What this task involves » Copy out all the entries word for word.

Exercise material »

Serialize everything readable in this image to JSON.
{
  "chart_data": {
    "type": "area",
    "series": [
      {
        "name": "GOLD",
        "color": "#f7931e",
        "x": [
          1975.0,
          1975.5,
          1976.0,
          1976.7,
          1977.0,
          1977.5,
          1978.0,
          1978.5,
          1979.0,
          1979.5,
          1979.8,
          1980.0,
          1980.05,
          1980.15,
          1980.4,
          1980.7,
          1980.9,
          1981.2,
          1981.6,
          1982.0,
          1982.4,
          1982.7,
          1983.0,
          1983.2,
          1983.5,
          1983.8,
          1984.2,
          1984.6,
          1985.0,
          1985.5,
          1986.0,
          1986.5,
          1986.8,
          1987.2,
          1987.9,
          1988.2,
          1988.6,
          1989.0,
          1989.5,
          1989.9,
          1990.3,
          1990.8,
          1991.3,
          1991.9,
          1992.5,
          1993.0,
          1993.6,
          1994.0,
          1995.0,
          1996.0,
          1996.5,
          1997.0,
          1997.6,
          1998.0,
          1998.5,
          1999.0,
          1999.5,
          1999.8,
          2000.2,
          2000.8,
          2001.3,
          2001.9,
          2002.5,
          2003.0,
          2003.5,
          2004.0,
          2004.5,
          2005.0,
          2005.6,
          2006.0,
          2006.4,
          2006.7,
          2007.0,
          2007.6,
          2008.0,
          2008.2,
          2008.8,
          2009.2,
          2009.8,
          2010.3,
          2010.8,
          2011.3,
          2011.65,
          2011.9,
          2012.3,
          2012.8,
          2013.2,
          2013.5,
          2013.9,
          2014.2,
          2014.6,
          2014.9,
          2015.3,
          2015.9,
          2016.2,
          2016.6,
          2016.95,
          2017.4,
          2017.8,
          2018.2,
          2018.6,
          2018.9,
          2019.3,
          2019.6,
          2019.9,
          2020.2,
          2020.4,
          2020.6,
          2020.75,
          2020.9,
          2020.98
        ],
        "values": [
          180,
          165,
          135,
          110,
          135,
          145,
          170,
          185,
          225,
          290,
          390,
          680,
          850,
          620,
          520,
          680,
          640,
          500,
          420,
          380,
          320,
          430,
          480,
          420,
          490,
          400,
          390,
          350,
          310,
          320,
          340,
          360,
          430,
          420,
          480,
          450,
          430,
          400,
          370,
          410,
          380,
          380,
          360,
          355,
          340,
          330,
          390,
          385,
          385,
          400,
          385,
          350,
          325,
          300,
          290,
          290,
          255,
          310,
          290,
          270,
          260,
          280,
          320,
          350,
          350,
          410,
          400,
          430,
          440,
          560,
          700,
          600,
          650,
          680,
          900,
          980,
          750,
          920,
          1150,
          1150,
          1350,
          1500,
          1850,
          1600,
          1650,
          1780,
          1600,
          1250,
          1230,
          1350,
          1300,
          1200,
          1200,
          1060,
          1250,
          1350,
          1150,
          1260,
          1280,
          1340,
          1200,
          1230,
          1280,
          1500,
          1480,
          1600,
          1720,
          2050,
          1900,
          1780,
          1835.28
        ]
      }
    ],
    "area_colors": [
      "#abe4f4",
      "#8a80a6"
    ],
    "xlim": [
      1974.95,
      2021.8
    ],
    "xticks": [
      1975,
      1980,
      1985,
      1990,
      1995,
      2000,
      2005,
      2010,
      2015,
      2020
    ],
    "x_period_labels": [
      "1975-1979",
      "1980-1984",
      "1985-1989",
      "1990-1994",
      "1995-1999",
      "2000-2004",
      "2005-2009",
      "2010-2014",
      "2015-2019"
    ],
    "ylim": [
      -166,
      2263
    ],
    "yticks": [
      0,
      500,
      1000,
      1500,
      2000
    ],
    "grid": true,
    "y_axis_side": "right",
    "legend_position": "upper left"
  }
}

Exercise response »
Serialize everything readable in this image to JSON.
{
  "chart_data": {
    "type": "area",
    "series": [
      {
        "name": "GOLD",
        "color": "#f7931e",
        "x": [
          1975.0,
          1975.5,
          1976.0,
          1976.7,
          1977.0,
          1977.5,
          1978.0,
          1978.5,
          1979.0,
          1979.5,
          1979.8,
          1980.0,
          1980.05,
          1980.15,
          1980.4,
          1980.7,
          1980.9,
          1981.2,
          1981.6,
          1982.0,
          1982.4,
          1982.7,
          1983.0,
          1983.2,
          1983.5,
          1983.8,
          1984.2,
          1984.6,
          1985.0,
          1985.5,
          1986.0,
          1986.5,
          1986.8,
          1987.2,
          1987.9,
          1988.2,
          1988.6,
          1989.0,
          1989.5,
          1989.9,
          1990.3,
          1990.8,
          1991.3,
          1991.9,
          1992.5,
          1993.0,
          1993.6,
          1994.0,
          1995.0,
          1996.0,
          1996.5,
          1997.0,
          1997.6,
          1998.0,
          1998.5,
          1999.0,
          1999.5,
          1999.8,
          2000.2,
          2000.8,
          2001.3,
          2001.9,
          2002.5,
          2003.0,
          2003.5,
          2004.0,
          2004.5,
          2005.0,
          2005.6,
          2006.0,
          2006.4,
          2006.7,
          2007.0,
          2007.6,
          2008.0,
          2008.2,
          2008.8,
          2009.2,
          2009.8,
          2010.3,
          2010.8,
          2011.3,
          2011.65,
          2011.9,
          2012.3,
          2012.8,
          2013.2,
          2013.5,
          2013.9,
          2014.2,
          2014.6,
          2014.9,
          2015.3,
          2015.9,
          2016.2,
          2016.6,
          2016.95,
          2017.4,
          2017.8,
          2018.2,
          2018.6,
          2018.9,
          2019.3,
          2019.6,
          2019.9,
          2020.2,
          2020.4,
          2020.6,
          2020.75,
          2020.9,
          2020.98
        ],
        "values": [
          180,
          165,
          135,
          110,
          135,
          145,
          170,
          185,
          225,
          290,
          390,
          680,
          850,
          620,
          520,
          680,
          640,
          500,
          420,
          380,
          320,
          430,
          480,
          420,
          490,
          400,
          390,
          350,
          310,
          320,
          340,
          360,
          430,
          420,
          480,
          450,
          430,
          400,
          370,
          410,
          380,
          380,
          360,
          355,
          340,
          330,
          390,
          385,
          385,
          400,
          385,
          350,
          325,
          300,
          290,
          290,
          255,
          310,
          290,
          270,
          260,
          280,
          320,
          350,
          350,
          410,
          400,
          430,
          440,
          560,
          700,
          600,
          650,
          680,
          900,
          980,
          750,
          920,
          1150,
          1150,
          1350,
          1500,
          1850,
          1600,
          1650,
          1780,
          1600,
          1250,
          1230,
          1350,
          1300,
          1200,
          1200,
          1060,
          1250,
          1350,
          1150,
          1260,
          1280,
          1340,
          1200,
          1230,
          1280,
          1500,
          1480,
          1600,
          1720,
          2050,
          1900,
          1780,
          1835.28
        ]
      }
    ],
    "area_colors": [
      "#abe4f4",
      "#8a80a6"
    ],
    "xlim": [
      1974.95,
      2021.8
    ],
    "xticks": [
      1975,
      1980,
      1985,
      1990,
      1995,
      2000,
      2005,
      2010,
      2015,
      2020
    ],
    "x_period_labels": [
      "1975-1979",
      "1980-1984",
      "1985-1989",
      "1990-1994",
      "1995-1999",
      "2000-2004",
      "2005-2009",
      "2010-2014",
      "2015-2019"
    ],
    "ylim": [
      -166,
      2263
    ],
    "yticks": [
      0,
      500,
      1000,
      1500,
      2000
    ],
    "grid": true,
    "y_axis_side": "right",
    "legend_position": "upper left"
  }
}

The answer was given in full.